___ Record list ___

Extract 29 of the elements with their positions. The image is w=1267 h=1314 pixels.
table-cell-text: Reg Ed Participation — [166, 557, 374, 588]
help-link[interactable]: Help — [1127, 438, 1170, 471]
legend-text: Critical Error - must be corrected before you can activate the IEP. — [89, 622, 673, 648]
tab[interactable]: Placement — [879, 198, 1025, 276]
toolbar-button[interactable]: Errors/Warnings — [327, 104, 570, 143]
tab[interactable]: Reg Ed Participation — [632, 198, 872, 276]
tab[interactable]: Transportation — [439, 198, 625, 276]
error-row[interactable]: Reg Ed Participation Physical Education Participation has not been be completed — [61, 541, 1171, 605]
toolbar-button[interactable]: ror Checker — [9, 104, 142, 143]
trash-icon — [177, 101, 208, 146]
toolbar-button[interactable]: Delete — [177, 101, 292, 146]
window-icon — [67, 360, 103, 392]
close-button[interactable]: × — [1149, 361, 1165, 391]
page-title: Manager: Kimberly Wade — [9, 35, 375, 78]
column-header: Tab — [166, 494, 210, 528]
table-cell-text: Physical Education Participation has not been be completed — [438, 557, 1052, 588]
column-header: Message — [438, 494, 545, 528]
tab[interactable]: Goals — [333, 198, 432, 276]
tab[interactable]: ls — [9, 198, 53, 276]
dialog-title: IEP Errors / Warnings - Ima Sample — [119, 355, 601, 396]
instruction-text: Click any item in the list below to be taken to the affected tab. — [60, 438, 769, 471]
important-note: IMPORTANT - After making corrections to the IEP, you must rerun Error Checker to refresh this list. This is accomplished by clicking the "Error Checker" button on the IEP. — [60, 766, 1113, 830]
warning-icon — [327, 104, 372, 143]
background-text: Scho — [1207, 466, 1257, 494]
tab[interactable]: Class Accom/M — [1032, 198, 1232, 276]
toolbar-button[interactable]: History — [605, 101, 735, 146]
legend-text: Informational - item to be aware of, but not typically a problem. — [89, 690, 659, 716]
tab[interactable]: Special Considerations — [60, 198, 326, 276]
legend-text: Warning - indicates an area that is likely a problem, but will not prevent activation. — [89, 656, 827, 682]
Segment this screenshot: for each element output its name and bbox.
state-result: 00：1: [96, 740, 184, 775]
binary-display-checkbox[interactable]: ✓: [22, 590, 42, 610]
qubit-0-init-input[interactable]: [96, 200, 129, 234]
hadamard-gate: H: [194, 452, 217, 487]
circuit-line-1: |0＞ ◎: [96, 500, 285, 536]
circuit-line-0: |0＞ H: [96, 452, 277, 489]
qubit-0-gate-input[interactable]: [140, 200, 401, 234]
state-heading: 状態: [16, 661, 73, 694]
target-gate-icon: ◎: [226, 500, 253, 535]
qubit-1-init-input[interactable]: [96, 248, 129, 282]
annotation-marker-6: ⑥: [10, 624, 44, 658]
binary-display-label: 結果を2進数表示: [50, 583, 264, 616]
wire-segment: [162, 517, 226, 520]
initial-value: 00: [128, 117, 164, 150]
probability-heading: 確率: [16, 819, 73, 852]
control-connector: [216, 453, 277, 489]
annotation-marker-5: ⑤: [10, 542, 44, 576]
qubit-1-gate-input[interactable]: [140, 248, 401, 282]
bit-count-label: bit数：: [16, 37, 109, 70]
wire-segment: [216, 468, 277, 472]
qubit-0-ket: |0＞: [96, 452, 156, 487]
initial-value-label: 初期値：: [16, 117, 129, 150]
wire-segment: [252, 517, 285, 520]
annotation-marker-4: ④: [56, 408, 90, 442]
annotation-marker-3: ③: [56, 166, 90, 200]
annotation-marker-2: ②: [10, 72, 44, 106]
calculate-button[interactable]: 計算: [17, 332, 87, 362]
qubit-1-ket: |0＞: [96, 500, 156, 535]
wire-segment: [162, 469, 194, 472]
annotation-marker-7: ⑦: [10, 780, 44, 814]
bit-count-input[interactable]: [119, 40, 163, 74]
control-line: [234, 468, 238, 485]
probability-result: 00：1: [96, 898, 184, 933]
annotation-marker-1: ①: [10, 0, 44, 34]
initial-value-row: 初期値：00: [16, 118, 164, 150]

___

> Problem requirements
Put each line of the listing above into a JSON array of strings, one string per line, and leave out any blank lines.

> Exercise solution
[
  "Extract 29 of the elements with their positions. The image is w=1267 h=1314 pixels.",
  "table-cell-text: Reg Ed Participation — [166, 557, 374, 588]",
  "help-link[interactable]: Help — [1127, 438, 1170, 471]",
  "legend-text: Critical Error - must be corrected before you can activate the IEP. — [89, 622, 673, 648]",
  "tab[interactable]: Placement — [879, 198, 1025, 276]",
  "toolbar-button[interactable]: Errors/Warnings — [327, 104, 570, 143]",
  "tab[interactable]: Reg Ed Participation — [632, 198, 872, 276]",
  "tab[interactable]: Transportation — [439, 198, 625, 276]",
  "error-row[interactable]: Reg Ed Participation Physical Education Participation has not been be completed — [61, 541, 1171, 605]",
  "toolbar-button[interactable]: ror Checker — [9, 104, 142, 143]",
  "trash-icon — [177, 101, 208, 146]",
  "toolbar-button[interactable]: Delete — [177, 101, 292, 146]",
  "window-icon — [67, 360, 103, 392]",
  "close-button[interactable]: × — [1149, 361, 1165, 391]",
  "page-title: Manager: Kimberly Wade — [9, 35, 375, 78]",
  "column-header: Tab — [166, 494, 210, 528]",
  "table-cell-text: Physical Education Participation has not been be completed — [438, 557, 1052, 588]",
  "column-header: Message — [438, 494, 545, 528]",
  "tab[interactable]: Goals — [333, 198, 432, 276]",
  "tab[interactable]: ls — [9, 198, 53, 276]",
  "dialog-title: IEP Errors / Warnings - Ima Sample — [119, 355, 601, 396]",
  "instruction-text: Click any item in the list below to be taken to the affected tab. — [60, 438, 769, 471]",
  "important-note: IMPORTANT - After making corrections to the IEP, you must rerun Error Checker to refresh this list. This is accomplished by clicking the \"Error Checker\" button on the IEP. — [60, 766, 1113, 830]",
  "warning-icon — [327, 104, 372, 143]",
  "background-text: Scho — [1207, 466, 1257, 494]",
  "tab[interactable]: Class Accom/M — [1032, 198, 1232, 276]",
  "toolbar-button[interactable]: History — [605, 101, 735, 146]",
  "legend-text: Informational - item to be aware of, but not typically a problem. — [89, 690, 659, 716]",
  "tab[interactable]: Special Considerations — [60, 198, 326, 276]",
  "legend-text: Warning - indicates an area that is likely a problem, but will not prevent activation. — [89, 656, 827, 682]",
  "Segment this screenshot: for each element output its name and bbox.",
  "state-result: 00：1: [96, 740, 184, 775]",
  "binary-display-checkbox[interactable]: ✓: [22, 590, 42, 610]",
  "qubit-0-init-input[interactable]: [96, 200, 129, 234]",
  "hadamard-gate: H: [194, 452, 217, 487]",
  "circuit-line-1: |0＞ ◎: [96, 500, 285, 536]",
  "circuit-line-0: |0＞ H: [96, 452, 277, 489]",
  "qubit-0-gate-input[interactable]: [140, 200, 401, 234]",
  "state-heading: 状態: [16, 661, 73, 694]",
  "target-gate-icon: ◎: [226, 500, 253, 535]",
  "qubit-1-init-input[interactable]: [96, 248, 129, 282]",
  "annotation-marker-6: ⑥: [10, 624, 44, 658]",
  "binary-display-label: 結果を2進数表示: [50, 583, 264, 616]",
  "wire-segment: [162, 517, 226, 520]",
  "initial-value: 00: [128, 117, 164, 150]",
  "probability-heading: 確率: [16, 819, 73, 852]",
  "control-connector: [216, 453, 277, 489]",
  "annotation-marker-5: ⑤: [10, 542, 44, 576]",
  "qubit-1-gate-input[interactable]: [140, 248, 401, 282]",
  "bit-count-label: bit数：: [16, 37, 109, 70]",
  "wire-segment: [216, 468, 277, 472]",
  "qubit-0-ket: |0＞: [96, 452, 156, 487]",
  "initial-value-label: 初期値：: [16, 117, 129, 150]",
  "wire-segment: [252, 517, 285, 520]",
  "annotation-marker-4: ④: [56, 408, 90, 442]",
  "annotation-marker-3: ③: [56, 166, 90, 200]",
  "annotation-marker-2: ②: [10, 72, 44, 106]",
  "calculate-button[interactable]: 計算: [17, 332, 87, 362]",
  "qubit-1-ket: |0＞: [96, 500, 156, 535]",
  "wire-segment: [162, 469, 194, 472]",
  "annotation-marker-7: ⑦: [10, 780, 44, 814]",
  "bit-count-input[interactable]: [119, 40, 163, 74]",
  "control-line: [234, 468, 238, 485]",
  "probability-result: 00：1: [96, 898, 184, 933]",
  "annotation-marker-1: ①: [10, 0, 44, 34]",
  "initial-value-row: 初期値：00: [16, 118, 164, 150]"
]